#### [Dataset rows]
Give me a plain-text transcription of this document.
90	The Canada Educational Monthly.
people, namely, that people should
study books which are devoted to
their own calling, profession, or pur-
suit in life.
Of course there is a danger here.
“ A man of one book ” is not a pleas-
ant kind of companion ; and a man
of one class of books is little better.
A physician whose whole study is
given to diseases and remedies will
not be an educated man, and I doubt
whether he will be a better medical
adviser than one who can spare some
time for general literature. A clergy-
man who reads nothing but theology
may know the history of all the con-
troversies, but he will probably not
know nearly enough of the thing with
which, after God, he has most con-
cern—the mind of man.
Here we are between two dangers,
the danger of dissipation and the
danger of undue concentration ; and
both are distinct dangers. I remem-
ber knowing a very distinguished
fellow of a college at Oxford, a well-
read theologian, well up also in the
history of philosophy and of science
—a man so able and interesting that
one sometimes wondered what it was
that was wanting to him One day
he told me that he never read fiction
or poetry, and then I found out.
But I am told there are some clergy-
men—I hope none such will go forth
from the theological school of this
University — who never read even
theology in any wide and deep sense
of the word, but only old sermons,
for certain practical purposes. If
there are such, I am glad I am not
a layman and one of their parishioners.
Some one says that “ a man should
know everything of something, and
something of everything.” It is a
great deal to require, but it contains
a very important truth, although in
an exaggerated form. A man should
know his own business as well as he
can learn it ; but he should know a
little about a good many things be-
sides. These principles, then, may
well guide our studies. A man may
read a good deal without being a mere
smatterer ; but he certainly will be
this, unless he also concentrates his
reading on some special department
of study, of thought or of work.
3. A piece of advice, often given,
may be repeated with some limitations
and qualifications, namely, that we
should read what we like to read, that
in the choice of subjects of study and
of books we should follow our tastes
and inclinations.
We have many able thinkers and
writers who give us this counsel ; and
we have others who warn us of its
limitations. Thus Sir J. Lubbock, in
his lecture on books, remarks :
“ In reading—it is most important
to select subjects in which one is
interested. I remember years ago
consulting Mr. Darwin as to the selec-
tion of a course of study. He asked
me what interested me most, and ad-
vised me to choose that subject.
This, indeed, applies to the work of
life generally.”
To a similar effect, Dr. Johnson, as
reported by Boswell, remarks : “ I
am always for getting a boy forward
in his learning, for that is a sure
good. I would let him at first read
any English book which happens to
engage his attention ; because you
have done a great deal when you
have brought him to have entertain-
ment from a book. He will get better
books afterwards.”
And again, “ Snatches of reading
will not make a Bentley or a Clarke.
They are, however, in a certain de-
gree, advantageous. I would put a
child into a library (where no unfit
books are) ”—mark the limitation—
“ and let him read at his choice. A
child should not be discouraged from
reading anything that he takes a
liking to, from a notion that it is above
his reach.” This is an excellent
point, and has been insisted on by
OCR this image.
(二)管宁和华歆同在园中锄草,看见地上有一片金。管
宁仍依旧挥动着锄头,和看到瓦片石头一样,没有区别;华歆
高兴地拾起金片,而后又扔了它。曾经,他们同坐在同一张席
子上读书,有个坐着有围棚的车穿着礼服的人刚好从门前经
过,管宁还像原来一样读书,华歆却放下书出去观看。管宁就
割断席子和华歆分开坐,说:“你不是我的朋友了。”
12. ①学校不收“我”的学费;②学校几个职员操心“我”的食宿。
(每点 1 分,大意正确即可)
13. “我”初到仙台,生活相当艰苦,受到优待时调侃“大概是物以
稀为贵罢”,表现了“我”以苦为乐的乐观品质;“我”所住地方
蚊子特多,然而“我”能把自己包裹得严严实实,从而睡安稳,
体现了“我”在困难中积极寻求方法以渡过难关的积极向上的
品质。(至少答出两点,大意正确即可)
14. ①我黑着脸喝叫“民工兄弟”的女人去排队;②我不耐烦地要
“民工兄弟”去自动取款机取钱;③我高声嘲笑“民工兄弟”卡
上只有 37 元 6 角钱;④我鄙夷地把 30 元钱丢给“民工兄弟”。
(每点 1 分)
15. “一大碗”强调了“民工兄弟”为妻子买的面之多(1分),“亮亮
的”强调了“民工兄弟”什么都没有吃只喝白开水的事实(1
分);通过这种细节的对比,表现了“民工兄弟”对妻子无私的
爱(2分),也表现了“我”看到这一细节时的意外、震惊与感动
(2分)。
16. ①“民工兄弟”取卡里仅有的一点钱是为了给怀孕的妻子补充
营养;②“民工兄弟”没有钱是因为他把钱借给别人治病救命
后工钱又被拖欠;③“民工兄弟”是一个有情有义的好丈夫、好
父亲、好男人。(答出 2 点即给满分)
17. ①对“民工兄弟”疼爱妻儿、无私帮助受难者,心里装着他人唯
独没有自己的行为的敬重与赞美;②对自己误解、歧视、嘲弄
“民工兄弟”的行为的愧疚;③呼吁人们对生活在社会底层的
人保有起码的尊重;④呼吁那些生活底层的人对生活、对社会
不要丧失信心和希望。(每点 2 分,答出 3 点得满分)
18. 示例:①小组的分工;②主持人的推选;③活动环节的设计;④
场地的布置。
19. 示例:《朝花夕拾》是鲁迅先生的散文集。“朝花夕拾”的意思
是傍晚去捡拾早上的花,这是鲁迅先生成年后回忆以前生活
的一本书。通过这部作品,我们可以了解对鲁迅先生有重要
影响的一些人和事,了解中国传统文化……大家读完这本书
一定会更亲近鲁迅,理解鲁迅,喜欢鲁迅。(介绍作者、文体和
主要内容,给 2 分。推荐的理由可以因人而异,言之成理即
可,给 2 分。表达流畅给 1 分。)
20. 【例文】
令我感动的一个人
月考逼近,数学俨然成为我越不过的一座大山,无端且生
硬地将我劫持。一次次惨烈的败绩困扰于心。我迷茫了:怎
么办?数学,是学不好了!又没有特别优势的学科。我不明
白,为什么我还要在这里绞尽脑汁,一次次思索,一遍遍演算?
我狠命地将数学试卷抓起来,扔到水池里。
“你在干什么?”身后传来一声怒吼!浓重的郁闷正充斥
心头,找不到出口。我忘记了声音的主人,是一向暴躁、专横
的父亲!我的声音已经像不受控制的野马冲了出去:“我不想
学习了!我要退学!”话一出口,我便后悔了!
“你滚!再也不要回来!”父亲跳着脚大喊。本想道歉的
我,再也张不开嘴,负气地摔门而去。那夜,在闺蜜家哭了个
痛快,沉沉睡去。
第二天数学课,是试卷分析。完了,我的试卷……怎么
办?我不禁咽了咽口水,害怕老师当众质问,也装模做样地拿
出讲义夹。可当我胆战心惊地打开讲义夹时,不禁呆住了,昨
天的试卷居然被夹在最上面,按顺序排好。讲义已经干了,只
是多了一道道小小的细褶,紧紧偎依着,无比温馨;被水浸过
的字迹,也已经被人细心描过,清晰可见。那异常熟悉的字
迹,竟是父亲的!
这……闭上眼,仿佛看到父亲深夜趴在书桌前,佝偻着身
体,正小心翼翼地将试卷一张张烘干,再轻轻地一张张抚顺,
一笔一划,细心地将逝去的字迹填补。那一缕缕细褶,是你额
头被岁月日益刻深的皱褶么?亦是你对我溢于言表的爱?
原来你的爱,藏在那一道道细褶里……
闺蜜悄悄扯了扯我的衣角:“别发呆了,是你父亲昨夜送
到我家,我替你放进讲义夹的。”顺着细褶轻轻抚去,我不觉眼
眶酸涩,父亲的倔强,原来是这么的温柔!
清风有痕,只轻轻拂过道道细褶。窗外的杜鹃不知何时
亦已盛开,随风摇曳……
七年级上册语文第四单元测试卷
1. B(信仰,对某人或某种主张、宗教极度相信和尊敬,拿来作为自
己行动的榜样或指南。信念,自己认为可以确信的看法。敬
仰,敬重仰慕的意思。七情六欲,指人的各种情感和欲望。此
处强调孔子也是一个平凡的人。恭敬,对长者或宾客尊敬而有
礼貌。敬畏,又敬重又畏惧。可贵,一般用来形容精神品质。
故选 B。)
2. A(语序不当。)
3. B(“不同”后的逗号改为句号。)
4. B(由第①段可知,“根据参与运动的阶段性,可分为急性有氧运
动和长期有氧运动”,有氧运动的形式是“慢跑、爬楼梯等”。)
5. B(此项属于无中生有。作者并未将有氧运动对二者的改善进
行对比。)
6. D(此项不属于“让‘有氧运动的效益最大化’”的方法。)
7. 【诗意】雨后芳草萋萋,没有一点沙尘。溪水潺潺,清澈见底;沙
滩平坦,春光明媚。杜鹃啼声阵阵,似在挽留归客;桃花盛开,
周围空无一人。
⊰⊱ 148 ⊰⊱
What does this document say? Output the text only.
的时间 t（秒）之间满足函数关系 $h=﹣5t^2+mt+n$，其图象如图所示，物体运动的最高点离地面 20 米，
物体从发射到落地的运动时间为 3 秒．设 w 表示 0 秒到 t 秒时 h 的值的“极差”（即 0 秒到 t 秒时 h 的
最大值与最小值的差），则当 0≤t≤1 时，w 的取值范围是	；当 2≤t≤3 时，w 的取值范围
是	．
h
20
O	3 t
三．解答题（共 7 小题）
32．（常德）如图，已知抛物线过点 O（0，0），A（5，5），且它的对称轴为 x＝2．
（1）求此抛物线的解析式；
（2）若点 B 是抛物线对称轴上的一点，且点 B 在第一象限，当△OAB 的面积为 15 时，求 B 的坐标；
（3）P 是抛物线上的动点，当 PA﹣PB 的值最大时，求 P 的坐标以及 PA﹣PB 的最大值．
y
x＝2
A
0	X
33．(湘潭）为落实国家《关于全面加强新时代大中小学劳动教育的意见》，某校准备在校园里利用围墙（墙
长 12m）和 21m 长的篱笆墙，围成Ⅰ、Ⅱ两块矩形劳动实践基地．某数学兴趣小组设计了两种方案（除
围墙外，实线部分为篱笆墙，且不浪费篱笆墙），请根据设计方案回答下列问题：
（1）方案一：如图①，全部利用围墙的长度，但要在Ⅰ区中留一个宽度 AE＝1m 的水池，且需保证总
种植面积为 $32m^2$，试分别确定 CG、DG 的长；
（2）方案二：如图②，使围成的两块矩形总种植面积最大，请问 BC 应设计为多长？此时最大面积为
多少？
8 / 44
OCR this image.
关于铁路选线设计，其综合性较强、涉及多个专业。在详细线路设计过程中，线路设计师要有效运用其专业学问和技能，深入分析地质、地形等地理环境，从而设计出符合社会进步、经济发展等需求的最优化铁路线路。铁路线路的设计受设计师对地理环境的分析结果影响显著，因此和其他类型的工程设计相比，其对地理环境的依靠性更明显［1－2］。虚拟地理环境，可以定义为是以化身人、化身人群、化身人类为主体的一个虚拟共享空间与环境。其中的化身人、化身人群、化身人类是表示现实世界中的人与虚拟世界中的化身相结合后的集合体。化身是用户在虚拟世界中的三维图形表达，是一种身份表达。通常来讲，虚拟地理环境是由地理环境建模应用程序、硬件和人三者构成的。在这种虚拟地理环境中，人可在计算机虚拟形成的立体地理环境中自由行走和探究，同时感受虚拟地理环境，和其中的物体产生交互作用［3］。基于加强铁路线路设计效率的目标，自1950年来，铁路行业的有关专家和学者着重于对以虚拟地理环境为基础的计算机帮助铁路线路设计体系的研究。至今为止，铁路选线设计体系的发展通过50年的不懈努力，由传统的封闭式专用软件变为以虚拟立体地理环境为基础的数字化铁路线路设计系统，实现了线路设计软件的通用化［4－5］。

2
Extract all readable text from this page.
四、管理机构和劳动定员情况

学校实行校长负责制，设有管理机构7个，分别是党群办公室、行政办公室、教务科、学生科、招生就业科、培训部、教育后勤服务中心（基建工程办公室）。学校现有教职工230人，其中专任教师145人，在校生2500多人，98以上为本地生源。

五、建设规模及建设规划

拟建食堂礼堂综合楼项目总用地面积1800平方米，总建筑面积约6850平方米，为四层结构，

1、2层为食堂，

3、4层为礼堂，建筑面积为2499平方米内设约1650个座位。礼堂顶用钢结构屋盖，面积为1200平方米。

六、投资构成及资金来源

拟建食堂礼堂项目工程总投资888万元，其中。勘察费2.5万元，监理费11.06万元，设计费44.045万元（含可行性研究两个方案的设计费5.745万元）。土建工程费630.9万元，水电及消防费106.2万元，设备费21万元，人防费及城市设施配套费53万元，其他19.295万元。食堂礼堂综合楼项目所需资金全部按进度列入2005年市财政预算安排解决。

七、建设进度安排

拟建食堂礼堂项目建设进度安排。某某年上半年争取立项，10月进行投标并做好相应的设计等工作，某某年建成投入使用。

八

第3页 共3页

#### [Stated task]
Return, word for word, each line from the line that contains "Extract all readable text from this page." to the end of the listing above; include both end lines and nothing else.

#### [Task solution]
Extract all readable text from this page.
四、管理机构和劳动定员情况

学校实行校长负责制，设有管理机构7个，分别是党群办公室、行政办公室、教务科、学生科、招生就业科、培训部、教育后勤服务中心（基建工程办公室）。学校现有教职工230人，其中专任教师145人，在校生2500多人，98以上为本地生源。

五、建设规模及建设规划

拟建食堂礼堂综合楼项目总用地面积1800平方米，总建筑面积约6850平方米，为四层结构，

1、2层为食堂，

3、4层为礼堂，建筑面积为2499平方米内设约1650个座位。礼堂顶用钢结构屋盖，面积为1200平方米。

六、投资构成及资金来源

拟建食堂礼堂项目工程总投资888万元，其中。勘察费2.5万元，监理费11.06万元，设计费44.045万元（含可行性研究两个方案的设计费5.745万元）。土建工程费630.9万元，水电及消防费106.2万元，设备费21万元，人防费及城市设施配套费53万元，其他19.295万元。食堂礼堂综合楼项目所需资金全部按进度列入2005年市财政预算安排解决。

七、建设进度安排

拟建食堂礼堂项目建设进度安排。某某年上半年争取立项，10月进行投标并做好相应的设计等工作，某某年建成投入使用。

八

第3页 共3页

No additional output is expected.